• _Work to be completed_
Give the number of lines in the data that hold the string "opbeans". Nothing else is needed.
----- Materials provided
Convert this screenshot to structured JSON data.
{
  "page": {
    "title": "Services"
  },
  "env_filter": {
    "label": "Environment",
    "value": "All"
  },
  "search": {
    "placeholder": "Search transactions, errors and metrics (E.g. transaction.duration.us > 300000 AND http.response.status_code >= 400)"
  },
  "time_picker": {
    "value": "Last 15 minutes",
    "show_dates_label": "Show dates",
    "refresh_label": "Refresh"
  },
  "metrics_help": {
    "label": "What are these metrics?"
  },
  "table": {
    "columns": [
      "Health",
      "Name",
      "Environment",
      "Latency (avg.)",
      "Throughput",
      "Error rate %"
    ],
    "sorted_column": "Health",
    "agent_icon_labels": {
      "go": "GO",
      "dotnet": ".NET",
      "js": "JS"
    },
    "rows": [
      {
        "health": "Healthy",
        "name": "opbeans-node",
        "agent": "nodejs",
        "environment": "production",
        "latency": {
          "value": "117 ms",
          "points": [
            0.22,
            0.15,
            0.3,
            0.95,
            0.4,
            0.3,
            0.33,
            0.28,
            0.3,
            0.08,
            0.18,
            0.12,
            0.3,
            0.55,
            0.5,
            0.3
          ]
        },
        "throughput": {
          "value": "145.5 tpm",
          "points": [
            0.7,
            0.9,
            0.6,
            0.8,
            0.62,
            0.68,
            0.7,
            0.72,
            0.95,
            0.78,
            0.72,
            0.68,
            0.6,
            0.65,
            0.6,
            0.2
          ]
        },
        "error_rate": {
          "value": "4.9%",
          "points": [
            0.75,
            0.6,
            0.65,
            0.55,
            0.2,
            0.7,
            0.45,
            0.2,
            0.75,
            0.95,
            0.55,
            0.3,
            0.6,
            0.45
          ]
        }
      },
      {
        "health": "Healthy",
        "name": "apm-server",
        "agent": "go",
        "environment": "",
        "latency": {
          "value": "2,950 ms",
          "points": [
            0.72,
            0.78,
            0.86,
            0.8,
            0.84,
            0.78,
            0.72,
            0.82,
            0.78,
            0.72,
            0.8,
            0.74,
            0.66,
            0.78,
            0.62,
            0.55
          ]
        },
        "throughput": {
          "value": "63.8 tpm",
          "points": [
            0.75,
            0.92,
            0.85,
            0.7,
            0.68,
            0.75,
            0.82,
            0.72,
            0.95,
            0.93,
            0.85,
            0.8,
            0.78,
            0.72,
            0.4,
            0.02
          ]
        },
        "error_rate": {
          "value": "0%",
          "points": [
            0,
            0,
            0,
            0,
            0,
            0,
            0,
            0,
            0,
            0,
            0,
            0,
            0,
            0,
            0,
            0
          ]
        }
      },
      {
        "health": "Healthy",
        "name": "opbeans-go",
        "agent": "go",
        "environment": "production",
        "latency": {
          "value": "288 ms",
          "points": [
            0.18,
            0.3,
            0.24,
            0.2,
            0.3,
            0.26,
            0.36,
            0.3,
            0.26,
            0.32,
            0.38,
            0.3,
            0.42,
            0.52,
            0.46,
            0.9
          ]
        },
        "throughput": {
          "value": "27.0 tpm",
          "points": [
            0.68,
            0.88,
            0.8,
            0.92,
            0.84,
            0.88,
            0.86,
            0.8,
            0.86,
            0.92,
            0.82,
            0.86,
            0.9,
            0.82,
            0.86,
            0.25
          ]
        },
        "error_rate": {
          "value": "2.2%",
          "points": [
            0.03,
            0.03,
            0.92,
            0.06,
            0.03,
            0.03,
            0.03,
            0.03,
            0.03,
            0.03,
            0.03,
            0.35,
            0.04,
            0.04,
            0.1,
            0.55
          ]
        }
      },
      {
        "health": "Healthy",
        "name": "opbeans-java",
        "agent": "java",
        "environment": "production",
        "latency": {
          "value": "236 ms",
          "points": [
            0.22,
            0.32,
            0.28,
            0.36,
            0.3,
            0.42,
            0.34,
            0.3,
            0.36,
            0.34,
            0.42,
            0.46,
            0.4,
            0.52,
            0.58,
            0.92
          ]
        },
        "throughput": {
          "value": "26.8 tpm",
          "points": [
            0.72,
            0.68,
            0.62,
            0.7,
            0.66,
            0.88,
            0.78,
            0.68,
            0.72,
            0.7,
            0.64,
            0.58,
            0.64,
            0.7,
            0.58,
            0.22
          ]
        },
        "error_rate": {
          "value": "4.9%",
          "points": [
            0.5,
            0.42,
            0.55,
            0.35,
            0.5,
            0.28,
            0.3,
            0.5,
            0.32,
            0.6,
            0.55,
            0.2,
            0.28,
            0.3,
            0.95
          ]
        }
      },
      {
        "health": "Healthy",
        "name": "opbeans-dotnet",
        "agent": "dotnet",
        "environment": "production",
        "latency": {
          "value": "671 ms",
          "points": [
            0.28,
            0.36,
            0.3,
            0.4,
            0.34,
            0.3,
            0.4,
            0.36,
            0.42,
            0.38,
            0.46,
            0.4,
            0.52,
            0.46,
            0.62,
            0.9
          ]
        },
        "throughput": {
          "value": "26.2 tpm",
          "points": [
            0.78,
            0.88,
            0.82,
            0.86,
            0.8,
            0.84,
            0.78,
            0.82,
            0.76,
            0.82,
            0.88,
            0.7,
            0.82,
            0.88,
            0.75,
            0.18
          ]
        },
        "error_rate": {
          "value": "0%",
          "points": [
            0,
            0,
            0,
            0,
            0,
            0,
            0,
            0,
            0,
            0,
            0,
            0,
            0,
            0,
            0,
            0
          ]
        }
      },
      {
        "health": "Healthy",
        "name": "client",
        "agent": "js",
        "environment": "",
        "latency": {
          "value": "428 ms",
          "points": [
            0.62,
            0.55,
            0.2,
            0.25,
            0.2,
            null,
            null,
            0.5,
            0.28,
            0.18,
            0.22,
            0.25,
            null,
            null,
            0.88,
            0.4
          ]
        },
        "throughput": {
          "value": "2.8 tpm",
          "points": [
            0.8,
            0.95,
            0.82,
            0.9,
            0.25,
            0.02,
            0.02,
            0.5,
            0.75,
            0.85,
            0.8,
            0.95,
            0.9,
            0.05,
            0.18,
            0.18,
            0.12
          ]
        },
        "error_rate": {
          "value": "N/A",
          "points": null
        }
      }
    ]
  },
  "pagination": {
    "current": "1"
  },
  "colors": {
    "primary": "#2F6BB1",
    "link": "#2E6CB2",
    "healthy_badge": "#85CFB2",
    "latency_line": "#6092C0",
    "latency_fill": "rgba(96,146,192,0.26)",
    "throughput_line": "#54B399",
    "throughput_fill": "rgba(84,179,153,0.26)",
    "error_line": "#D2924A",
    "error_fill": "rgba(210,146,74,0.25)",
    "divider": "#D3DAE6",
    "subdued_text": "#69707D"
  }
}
----------
• _Written solution_
4